Given passage

┏━━

They are benefited, in the process, by the Shandaken Tunnel, an eighteen-mile aqueduct which runs north beneath the hills to tap another Catskill reservoir and which feeds extra water into the Esopus and thence, eventually, into New York’s hydrants and dishwashers. This enormous conduit, known locally as the “portal,” makes the river unique.

In drought season, when every other Catskill stream—including the upper Esopus and its tributaries—is dreadfully low and warm, the lower river is kept high and cool by the flow from the tunnel mouth. It is kept so high for long periods that, in fact, it can hardly be fished at all; the water department, naturally, is more interested in shooting 500 million gallons a day toward the Bronx than in an angler stranded at streamside by raging rapids. The portal water does ease off in August, it is true, often bringing the fisherman negotiable riffles and slow, gliding pool surfaces. But it brings in late-season silt as well, so that the tantalizing stretches of water, rendered more turbid day by day, are usually the color of bad coffee by the end of the month.

┗━━

Information provided
┏━━

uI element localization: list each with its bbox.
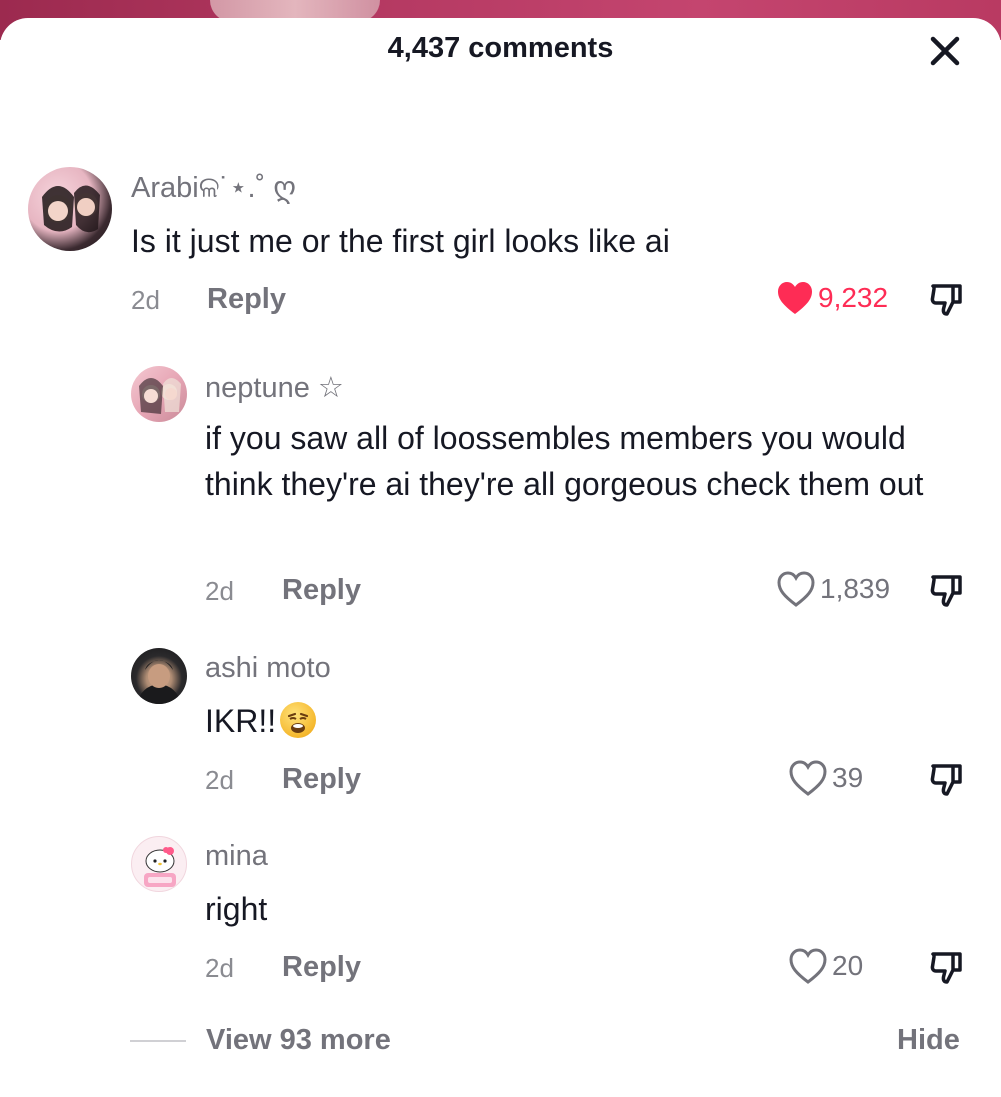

┗━━

Task to carry out
What is the Shandaken Tunnel called locally, according to the passage on the Esopus? The lines play no part in this work.

Finished answer
Locally it is known as the "portal."